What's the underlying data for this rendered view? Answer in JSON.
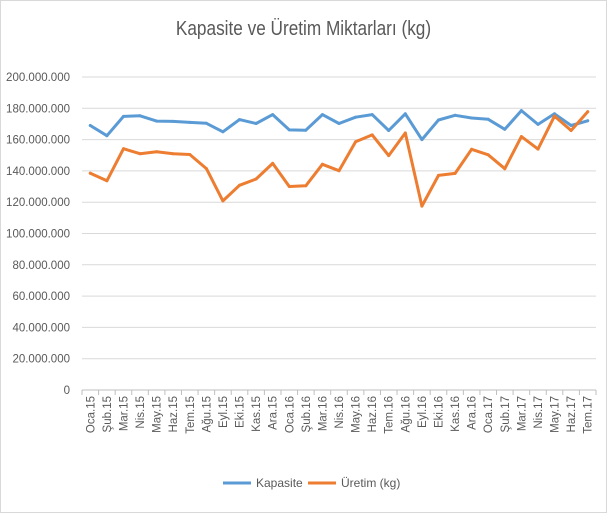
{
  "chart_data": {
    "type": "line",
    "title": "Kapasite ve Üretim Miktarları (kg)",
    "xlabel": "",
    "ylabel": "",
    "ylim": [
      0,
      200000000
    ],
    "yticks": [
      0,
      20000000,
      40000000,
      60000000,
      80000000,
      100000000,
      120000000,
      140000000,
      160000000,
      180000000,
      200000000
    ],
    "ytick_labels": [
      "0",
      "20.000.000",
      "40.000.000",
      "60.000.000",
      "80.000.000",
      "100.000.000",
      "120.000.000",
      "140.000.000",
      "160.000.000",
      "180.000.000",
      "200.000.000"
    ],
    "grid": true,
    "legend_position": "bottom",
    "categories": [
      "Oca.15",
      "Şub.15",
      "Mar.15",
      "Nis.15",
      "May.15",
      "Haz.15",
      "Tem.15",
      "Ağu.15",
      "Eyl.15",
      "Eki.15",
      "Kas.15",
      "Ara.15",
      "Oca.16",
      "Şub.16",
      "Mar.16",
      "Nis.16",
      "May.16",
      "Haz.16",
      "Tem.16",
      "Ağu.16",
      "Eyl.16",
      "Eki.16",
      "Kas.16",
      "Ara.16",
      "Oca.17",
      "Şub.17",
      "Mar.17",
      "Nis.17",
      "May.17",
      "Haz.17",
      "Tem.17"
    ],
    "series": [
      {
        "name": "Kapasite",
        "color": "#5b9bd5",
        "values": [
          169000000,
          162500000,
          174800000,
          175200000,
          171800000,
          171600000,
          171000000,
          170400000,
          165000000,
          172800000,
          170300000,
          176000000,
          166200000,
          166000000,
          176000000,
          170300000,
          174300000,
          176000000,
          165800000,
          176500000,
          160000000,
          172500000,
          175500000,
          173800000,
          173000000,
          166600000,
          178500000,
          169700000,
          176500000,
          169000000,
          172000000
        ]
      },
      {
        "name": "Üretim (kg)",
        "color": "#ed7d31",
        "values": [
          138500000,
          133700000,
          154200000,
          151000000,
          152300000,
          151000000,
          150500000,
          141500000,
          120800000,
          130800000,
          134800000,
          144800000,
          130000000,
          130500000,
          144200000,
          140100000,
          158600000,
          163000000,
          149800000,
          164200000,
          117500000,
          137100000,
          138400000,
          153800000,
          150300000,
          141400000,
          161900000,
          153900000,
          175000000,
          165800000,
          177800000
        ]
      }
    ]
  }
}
:::
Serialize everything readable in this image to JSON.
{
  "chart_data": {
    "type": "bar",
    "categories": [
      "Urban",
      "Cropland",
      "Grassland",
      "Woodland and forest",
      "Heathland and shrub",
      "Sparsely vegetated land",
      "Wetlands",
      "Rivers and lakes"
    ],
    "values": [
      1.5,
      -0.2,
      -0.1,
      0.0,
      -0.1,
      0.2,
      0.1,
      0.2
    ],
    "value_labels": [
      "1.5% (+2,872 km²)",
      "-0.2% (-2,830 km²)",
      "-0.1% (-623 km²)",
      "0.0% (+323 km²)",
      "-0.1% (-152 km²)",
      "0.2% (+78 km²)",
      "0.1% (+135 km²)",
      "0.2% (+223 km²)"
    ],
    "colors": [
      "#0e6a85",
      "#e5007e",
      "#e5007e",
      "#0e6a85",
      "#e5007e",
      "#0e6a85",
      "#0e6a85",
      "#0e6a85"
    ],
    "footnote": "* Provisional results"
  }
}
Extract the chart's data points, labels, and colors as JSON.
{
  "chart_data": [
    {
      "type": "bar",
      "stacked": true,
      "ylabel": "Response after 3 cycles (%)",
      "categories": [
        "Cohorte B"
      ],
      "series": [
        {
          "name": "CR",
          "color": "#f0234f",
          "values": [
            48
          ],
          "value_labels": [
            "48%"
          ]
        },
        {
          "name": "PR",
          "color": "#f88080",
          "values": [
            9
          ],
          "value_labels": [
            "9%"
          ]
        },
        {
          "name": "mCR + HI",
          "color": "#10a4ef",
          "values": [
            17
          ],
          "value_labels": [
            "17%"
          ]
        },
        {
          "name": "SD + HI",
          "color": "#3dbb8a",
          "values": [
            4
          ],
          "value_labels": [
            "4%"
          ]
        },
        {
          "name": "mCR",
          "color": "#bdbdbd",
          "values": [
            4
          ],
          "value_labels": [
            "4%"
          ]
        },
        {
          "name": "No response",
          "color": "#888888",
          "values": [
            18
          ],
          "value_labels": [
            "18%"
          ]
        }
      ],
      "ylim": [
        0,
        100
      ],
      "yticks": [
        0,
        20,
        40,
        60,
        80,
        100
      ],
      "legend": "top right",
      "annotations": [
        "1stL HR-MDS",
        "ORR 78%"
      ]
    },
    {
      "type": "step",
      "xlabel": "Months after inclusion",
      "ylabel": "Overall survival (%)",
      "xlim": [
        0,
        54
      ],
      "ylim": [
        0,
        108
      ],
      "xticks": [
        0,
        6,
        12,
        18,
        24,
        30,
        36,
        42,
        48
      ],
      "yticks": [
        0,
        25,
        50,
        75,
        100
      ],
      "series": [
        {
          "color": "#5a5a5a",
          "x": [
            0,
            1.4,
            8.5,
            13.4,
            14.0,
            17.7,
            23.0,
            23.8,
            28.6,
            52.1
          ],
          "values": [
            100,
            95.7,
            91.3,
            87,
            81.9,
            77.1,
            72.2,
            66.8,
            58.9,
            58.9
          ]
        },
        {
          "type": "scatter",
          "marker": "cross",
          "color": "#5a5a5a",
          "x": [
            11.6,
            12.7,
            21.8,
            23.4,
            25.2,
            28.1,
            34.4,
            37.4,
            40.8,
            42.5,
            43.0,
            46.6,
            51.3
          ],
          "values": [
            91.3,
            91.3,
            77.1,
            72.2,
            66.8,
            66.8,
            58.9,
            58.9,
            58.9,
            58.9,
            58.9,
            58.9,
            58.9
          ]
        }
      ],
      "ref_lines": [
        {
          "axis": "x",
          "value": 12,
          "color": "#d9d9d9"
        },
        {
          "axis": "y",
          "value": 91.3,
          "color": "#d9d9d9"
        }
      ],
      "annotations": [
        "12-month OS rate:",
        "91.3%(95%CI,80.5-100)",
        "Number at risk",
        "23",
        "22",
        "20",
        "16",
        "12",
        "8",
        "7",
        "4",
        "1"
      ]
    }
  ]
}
:::
WRITTEN TASK:
Report the number of lines holding the string "this", without any other words.

EXERCISE OUTPUT:
2